[Dataset items]
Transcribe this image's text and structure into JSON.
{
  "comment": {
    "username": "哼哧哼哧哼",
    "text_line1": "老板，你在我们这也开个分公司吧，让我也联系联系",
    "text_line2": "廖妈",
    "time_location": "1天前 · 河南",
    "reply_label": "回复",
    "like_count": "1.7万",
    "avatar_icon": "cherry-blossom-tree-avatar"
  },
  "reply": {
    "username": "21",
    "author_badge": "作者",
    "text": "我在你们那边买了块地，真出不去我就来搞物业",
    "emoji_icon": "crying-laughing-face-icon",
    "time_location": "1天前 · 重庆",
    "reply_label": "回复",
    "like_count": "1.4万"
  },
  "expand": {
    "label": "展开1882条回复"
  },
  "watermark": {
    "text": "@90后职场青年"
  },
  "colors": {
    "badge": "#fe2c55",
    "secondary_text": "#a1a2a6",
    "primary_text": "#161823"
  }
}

# [Required task]
Extract each record, keeping it identical to the original.

# [Answer for this exercise]
Transcribe this image's text and structure into JSON.
{
  "comment": {
    "username": "哼哧哼哧哼",
    "text_line1": "老板，你在我们这也开个分公司吧，让我也联系联系",
    "text_line2": "廖妈",
    "time_location": "1天前 · 河南",
    "reply_label": "回复",
    "like_count": "1.7万",
    "avatar_icon": "cherry-blossom-tree-avatar"
  },
  "reply": {
    "username": "21",
    "author_badge": "作者",
    "text": "我在你们那边买了块地，真出不去我就来搞物业",
    "emoji_icon": "crying-laughing-face-icon",
    "time_location": "1天前 · 重庆",
    "reply_label": "回复",
    "like_count": "1.4万"
  },
  "expand": {
    "label": "展开1882条回复"
  },
  "watermark": {
    "text": "@90后职场青年"
  },
  "colors": {
    "badge": "#fe2c55",
    "secondary_text": "#a1a2a6",
    "primary_text": "#161823"
  }
}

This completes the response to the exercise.